■ Records to process ■
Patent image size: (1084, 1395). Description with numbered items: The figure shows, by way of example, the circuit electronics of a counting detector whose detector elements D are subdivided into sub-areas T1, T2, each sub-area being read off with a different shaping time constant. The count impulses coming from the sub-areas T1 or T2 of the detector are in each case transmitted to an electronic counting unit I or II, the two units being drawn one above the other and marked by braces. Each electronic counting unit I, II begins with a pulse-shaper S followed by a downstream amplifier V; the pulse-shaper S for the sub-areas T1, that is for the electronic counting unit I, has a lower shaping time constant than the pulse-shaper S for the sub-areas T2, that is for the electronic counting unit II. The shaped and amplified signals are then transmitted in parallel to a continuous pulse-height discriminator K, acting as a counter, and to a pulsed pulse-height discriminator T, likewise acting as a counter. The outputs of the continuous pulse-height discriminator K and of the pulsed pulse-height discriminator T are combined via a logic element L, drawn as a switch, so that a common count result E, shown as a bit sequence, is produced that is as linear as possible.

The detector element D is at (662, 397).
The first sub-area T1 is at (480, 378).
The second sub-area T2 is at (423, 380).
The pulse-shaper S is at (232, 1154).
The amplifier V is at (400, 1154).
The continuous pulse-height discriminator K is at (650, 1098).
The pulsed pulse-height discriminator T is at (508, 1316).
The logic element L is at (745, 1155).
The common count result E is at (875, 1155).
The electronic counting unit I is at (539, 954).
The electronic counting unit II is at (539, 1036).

■ Objective ■
Identify every line of the listing above that contains the string "electronic", treating uppercase and lowercase letters as distinct, and copy each such line in full.

■ The response ■
Patent image size: (1084, 1395). Description with numbered items: The figure shows, by way of example, the circuit electronics of a counting detector whose detector elements D are subdivided into sub-areas T1, T2, each sub-area being read off with a different shaping time constant. The count impulses coming from the sub-areas T1 or T2 of the detector are in each case transmitted to an electronic counting unit I or II, the two units being drawn one above the other and marked by braces. Each electronic counting unit I, II begins with a pulse-shaper S followed by a downstream amplifier V; the pulse-shaper S for the sub-areas T1, that is for the electronic counting unit I, has a lower shaping time constant than the pulse-shaper S for the sub-areas T2, that is for the electronic counting unit II. The shaped and amplified signals are then transmitted in parallel to a continuous pulse-height discriminator K, acting as a counter, and to a pulsed pulse-height discriminator T, likewise acting as a counter. The outputs of the continuous pulse-height discriminator K and of the pulsed pulse-height discriminator T are combined via a logic element L, drawn as a switch, so that a common count result E, shown as a bit sequence, is produced that is as linear as possible.
The electronic counting unit I is at (539, 954).
The electronic counting unit II is at (539, 1036).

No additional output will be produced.